Data records
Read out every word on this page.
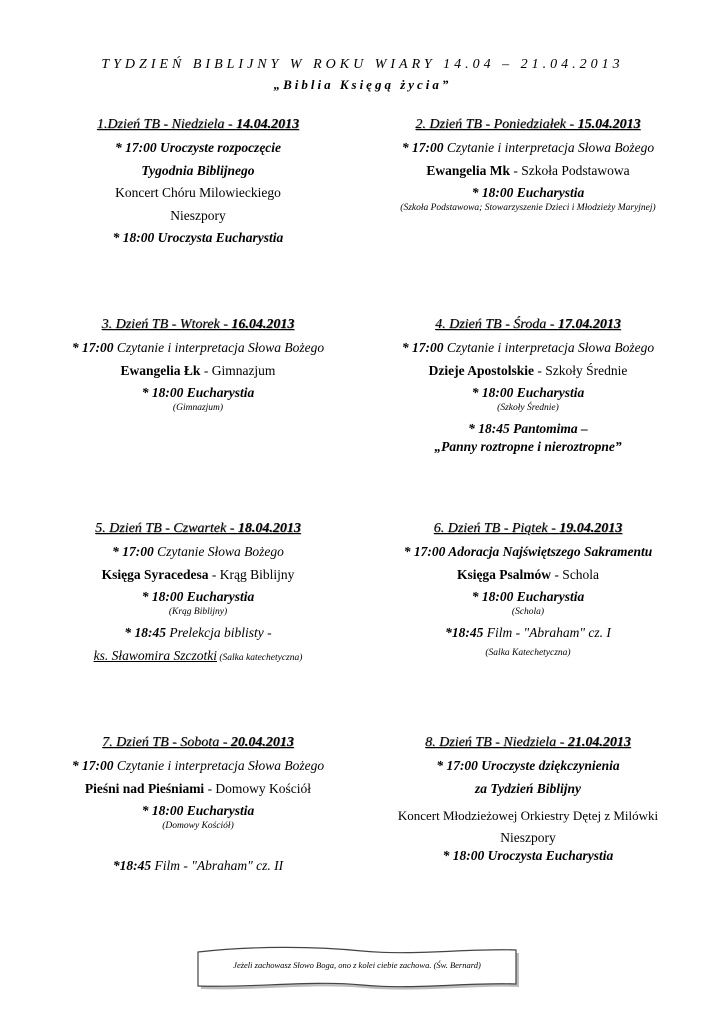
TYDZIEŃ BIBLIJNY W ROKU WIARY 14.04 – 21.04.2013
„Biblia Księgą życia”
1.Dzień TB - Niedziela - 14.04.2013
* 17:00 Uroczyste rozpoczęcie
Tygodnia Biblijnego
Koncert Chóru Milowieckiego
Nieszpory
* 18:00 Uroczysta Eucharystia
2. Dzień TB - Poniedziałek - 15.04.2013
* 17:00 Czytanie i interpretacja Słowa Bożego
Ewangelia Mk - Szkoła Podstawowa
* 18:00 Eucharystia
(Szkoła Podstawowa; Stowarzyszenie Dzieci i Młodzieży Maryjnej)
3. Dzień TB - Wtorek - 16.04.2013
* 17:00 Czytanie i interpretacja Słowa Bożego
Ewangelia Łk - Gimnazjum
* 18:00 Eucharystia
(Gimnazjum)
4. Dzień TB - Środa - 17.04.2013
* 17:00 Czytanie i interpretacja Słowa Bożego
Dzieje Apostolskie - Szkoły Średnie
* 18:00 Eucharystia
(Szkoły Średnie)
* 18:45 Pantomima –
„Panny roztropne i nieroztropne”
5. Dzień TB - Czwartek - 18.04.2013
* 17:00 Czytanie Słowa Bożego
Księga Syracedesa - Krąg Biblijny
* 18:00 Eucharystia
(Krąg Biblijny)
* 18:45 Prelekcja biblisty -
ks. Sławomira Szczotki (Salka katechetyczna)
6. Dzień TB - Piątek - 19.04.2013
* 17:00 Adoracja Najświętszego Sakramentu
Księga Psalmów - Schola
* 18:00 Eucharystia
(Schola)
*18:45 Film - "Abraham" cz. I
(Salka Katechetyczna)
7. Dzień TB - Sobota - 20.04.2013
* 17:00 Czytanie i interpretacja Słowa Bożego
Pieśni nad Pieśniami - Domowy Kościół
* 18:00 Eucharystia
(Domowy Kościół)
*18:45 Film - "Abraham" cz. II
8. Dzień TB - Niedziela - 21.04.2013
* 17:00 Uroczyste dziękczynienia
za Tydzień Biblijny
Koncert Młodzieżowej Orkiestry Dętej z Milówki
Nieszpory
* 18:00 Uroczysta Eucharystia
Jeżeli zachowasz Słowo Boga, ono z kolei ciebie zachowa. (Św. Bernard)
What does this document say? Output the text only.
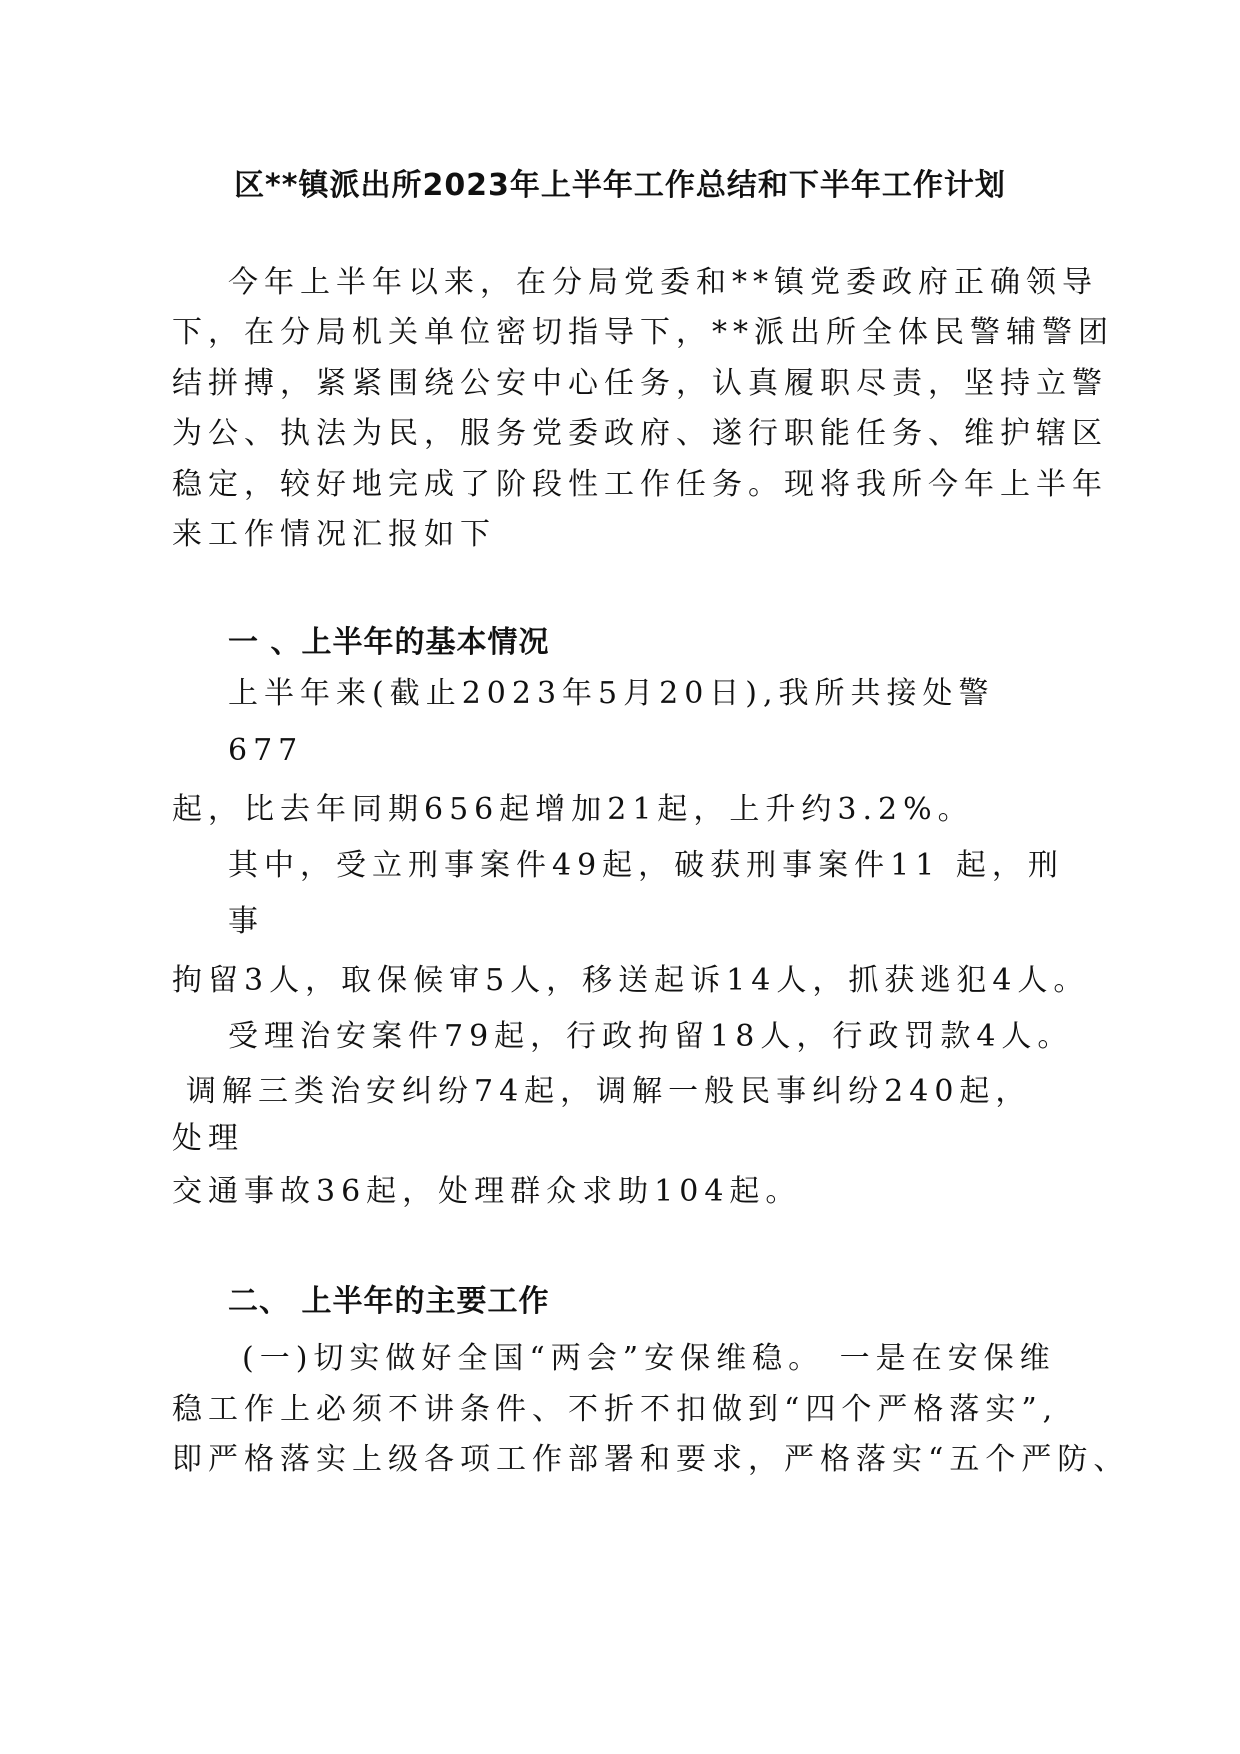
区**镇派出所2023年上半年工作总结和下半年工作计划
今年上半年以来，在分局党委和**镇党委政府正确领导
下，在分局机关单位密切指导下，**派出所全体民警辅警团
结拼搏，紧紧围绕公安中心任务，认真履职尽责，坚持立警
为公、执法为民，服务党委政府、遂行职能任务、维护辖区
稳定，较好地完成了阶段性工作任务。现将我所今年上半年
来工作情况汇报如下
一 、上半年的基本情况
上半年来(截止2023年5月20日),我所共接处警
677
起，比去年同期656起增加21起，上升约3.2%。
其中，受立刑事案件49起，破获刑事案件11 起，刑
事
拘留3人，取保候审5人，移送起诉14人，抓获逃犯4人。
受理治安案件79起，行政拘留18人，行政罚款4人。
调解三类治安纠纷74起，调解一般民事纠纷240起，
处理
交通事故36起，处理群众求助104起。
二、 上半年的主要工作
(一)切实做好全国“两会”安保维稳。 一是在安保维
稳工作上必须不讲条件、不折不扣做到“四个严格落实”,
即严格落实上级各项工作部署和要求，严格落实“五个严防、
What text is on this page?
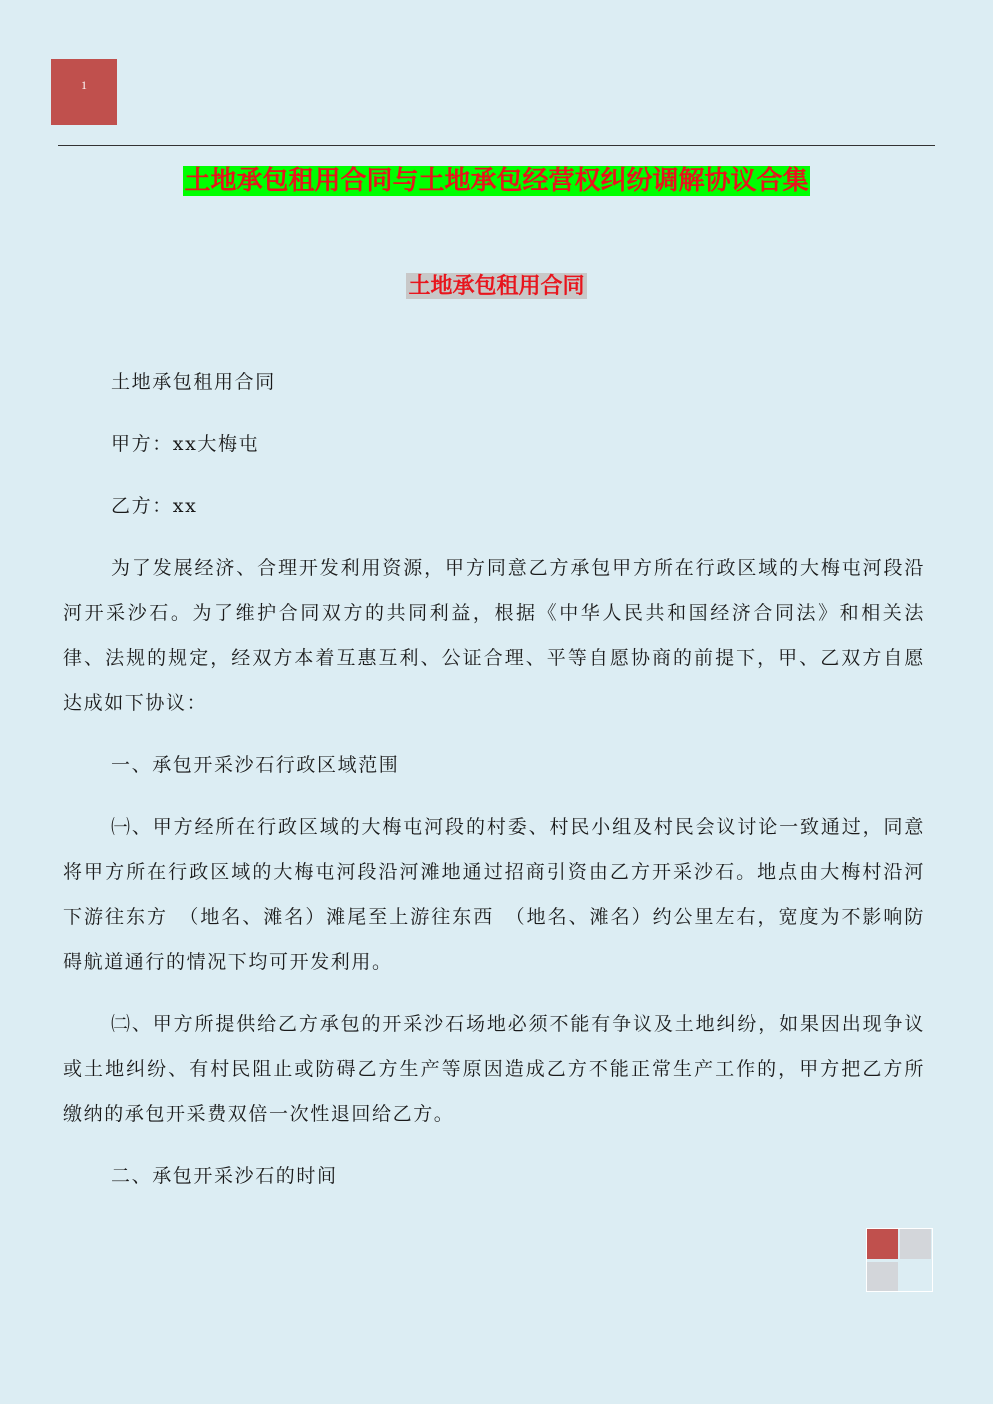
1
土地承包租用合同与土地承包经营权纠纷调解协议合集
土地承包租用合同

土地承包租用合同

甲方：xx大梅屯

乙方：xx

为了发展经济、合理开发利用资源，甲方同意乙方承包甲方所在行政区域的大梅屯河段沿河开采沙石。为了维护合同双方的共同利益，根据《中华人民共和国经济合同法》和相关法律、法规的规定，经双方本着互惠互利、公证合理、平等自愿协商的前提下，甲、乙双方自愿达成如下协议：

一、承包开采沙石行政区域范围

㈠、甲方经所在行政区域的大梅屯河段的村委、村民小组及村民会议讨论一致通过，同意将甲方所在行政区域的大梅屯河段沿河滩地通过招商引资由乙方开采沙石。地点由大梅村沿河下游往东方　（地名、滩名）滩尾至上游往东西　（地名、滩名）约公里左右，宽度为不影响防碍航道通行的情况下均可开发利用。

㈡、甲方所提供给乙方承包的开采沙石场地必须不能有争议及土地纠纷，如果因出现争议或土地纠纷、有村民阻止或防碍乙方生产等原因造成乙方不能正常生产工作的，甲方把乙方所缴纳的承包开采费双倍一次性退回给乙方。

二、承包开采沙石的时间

**YOUR GOAL**
Omit the pictures and restate the rest of the records verbatim.

**COMPLETE RESPONSE**
Read out every word on this page.
TYDZIEŃ BIBLIJNY W ROKU WIARY 14.04 – 21.04.2013
„Biblia Księgą życia”
1.Dzień TB - Niedziela - 14.04.2013
* 17:00 Uroczyste rozpoczęcie
Tygodnia Biblijnego
Koncert Chóru Milowieckiego
Nieszpory
* 18:00 Uroczysta Eucharystia
2. Dzień TB - Poniedziałek - 15.04.2013
* 17:00 Czytanie i interpretacja Słowa Bożego
Ewangelia Mk - Szkoła Podstawowa
* 18:00 Eucharystia
(Szkoła Podstawowa; Stowarzyszenie Dzieci i Młodzieży Maryjnej)
3. Dzień TB - Wtorek - 16.04.2013
* 17:00 Czytanie i interpretacja Słowa Bożego
Ewangelia Łk - Gimnazjum
* 18:00 Eucharystia
(Gimnazjum)
4. Dzień TB - Środa - 17.04.2013
* 17:00 Czytanie i interpretacja Słowa Bożego
Dzieje Apostolskie - Szkoły Średnie
* 18:00 Eucharystia
(Szkoły Średnie)
* 18:45 Pantomima –
„Panny roztropne i nieroztropne”
5. Dzień TB - Czwartek - 18.04.2013
* 17:00 Czytanie Słowa Bożego
Księga Syracedesa - Krąg Biblijny
* 18:00 Eucharystia
(Krąg Biblijny)
* 18:45 Prelekcja biblisty -
ks. Sławomira Szczotki (Salka katechetyczna)
6. Dzień TB - Piątek - 19.04.2013
* 17:00 Adoracja Najświętszego Sakramentu
Księga Psalmów - Schola
* 18:00 Eucharystia
(Schola)
*18:45 Film - "Abraham" cz. I
(Salka Katechetyczna)
7. Dzień TB - Sobota - 20.04.2013
* 17:00 Czytanie i interpretacja Słowa Bożego
Pieśni nad Pieśniami - Domowy Kościół
* 18:00 Eucharystia
(Domowy Kościół)
*18:45 Film - "Abraham" cz. II
8. Dzień TB - Niedziela - 21.04.2013
* 17:00 Uroczyste dziękczynienia
za Tydzień Biblijny
Koncert Młodzieżowej Orkiestry Dętej z Milówki
Nieszpory
* 18:00 Uroczysta Eucharystia
Jeżeli zachowasz Słowo Boga, ono z kolei ciebie zachowa. (Św. Bernard)
What does this document say? Output the text only.
区**镇派出所2023年上半年工作总结和下半年工作计划
今年上半年以来，在分局党委和**镇党委政府正确领导
下，在分局机关单位密切指导下，**派出所全体民警辅警团
结拼搏，紧紧围绕公安中心任务，认真履职尽责，坚持立警
为公、执法为民，服务党委政府、遂行职能任务、维护辖区
稳定，较好地完成了阶段性工作任务。现将我所今年上半年
来工作情况汇报如下
一 、上半年的基本情况
上半年来(截止2023年5月20日),我所共接处警
677
起，比去年同期656起增加21起，上升约3.2%。
其中，受立刑事案件49起，破获刑事案件11 起，刑
事
拘留3人，取保候审5人，移送起诉14人，抓获逃犯4人。
受理治安案件79起，行政拘留18人，行政罚款4人。
调解三类治安纠纷74起，调解一般民事纠纷240起，
处理
交通事故36起，处理群众求助104起。
二、 上半年的主要工作
(一)切实做好全国“两会”安保维稳。 一是在安保维
稳工作上必须不讲条件、不折不扣做到“四个严格落实”,
即严格落实上级各项工作部署和要求，严格落实“五个严防、
What text is on this page?
1
土地承包租用合同与土地承包经营权纠纷调解协议合集
土地承包租用合同

土地承包租用合同

甲方：xx大梅屯

乙方：xx

为了发展经济、合理开发利用资源，甲方同意乙方承包甲方所在行政区域的大梅屯河段沿河开采沙石。为了维护合同双方的共同利益，根据《中华人民共和国经济合同法》和相关法律、法规的规定，经双方本着互惠互利、公证合理、平等自愿协商的前提下，甲、乙双方自愿达成如下协议：

一、承包开采沙石行政区域范围

㈠、甲方经所在行政区域的大梅屯河段的村委、村民小组及村民会议讨论一致通过，同意将甲方所在行政区域的大梅屯河段沿河滩地通过招商引资由乙方开采沙石。地点由大梅村沿河下游往东方　（地名、滩名）滩尾至上游往东西　（地名、滩名）约公里左右，宽度为不影响防碍航道通行的情况下均可开发利用。

㈡、甲方所提供给乙方承包的开采沙石场地必须不能有争议及土地纠纷，如果因出现争议或土地纠纷、有村民阻止或防碍乙方生产等原因造成乙方不能正常生产工作的，甲方把乙方所缴纳的承包开采费双倍一次性退回给乙方。

二、承包开采沙石的时间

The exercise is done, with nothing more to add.